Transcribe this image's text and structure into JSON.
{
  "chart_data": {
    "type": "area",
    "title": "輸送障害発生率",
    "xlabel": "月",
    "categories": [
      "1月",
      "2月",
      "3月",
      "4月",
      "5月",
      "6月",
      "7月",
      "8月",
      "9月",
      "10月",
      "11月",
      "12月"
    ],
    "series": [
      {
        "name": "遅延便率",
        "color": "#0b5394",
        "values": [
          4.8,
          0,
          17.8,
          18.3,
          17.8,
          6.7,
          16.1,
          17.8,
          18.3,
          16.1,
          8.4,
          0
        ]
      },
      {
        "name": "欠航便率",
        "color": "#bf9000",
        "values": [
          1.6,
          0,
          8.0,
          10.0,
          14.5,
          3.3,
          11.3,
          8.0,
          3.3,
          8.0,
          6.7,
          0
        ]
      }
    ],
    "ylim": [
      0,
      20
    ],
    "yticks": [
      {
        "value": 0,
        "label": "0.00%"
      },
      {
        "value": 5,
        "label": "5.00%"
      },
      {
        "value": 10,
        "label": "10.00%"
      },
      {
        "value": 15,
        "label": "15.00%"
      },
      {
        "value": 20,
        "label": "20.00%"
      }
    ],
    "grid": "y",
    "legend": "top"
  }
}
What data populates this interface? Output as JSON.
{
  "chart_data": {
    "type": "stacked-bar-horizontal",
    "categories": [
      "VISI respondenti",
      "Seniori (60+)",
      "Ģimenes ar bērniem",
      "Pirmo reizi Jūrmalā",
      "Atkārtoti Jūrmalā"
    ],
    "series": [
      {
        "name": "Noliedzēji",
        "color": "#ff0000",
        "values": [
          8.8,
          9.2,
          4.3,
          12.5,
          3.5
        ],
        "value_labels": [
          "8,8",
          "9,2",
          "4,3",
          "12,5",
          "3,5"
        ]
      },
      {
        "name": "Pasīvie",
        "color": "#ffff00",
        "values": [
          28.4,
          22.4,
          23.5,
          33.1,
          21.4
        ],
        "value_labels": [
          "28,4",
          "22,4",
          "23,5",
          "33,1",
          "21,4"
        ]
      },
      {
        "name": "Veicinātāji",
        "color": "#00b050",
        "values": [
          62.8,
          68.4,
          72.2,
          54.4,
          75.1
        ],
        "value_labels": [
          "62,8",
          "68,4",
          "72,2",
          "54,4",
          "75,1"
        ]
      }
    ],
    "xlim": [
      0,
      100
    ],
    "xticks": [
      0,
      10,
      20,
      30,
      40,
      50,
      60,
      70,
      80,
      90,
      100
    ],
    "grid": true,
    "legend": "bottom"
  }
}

What to produce ::
Write out the entries above word for word.

Exercise output ::
Transcribe this image's text and structure into JSON.
{
  "chart_data": {
    "type": "area",
    "title": "輸送障害発生率",
    "xlabel": "月",
    "categories": [
      "1月",
      "2月",
      "3月",
      "4月",
      "5月",
      "6月",
      "7月",
      "8月",
      "9月",
      "10月",
      "11月",
      "12月"
    ],
    "series": [
      {
        "name": "遅延便率",
        "color": "#0b5394",
        "values": [
          4.8,
          0,
          17.8,
          18.3,
          17.8,
          6.7,
          16.1,
          17.8,
          18.3,
          16.1,
          8.4,
          0
        ]
      },
      {
        "name": "欠航便率",
        "color": "#bf9000",
        "values": [
          1.6,
          0,
          8.0,
          10.0,
          14.5,
          3.3,
          11.3,
          8.0,
          3.3,
          8.0,
          6.7,
          0
        ]
      }
    ],
    "ylim": [
      0,
      20
    ],
    "yticks": [
      {
        "value": 0,
        "label": "0.00%"
      },
      {
        "value": 5,
        "label": "5.00%"
      },
      {
        "value": 10,
        "label": "10.00%"
      },
      {
        "value": 15,
        "label": "15.00%"
      },
      {
        "value": 20,
        "label": "20.00%"
      }
    ],
    "grid": "y",
    "legend": "top"
  }
}
What data populates this interface? Output as JSON.
{
  "chart_data": {
    "type": "stacked-bar-horizontal",
    "categories": [
      "VISI respondenti",
      "Seniori (60+)",
      "Ģimenes ar bērniem",
      "Pirmo reizi Jūrmalā",
      "Atkārtoti Jūrmalā"
    ],
    "series": [
      {
        "name": "Noliedzēji",
        "color": "#ff0000",
        "values": [
          8.8,
          9.2,
          4.3,
          12.5,
          3.5
        ],
        "value_labels": [
          "8,8",
          "9,2",
          "4,3",
          "12,5",
          "3,5"
        ]
      },
      {
        "name": "Pasīvie",
        "color": "#ffff00",
        "values": [
          28.4,
          22.4,
          23.5,
          33.1,
          21.4
        ],
        "value_labels": [
          "28,4",
          "22,4",
          "23,5",
          "33,1",
          "21,4"
        ]
      },
      {
        "name": "Veicinātāji",
        "color": "#00b050",
        "values": [
          62.8,
          68.4,
          72.2,
          54.4,
          75.1
        ],
        "value_labels": [
          "62,8",
          "68,4",
          "72,2",
          "54,4",
          "75,1"
        ]
      }
    ],
    "xlim": [
      0,
      100
    ],
    "xticks": [
      0,
      10,
      20,
      30,
      40,
      50,
      60,
      70,
      80,
      90,
      100
    ],
    "grid": true,
    "legend": "bottom"
  }
}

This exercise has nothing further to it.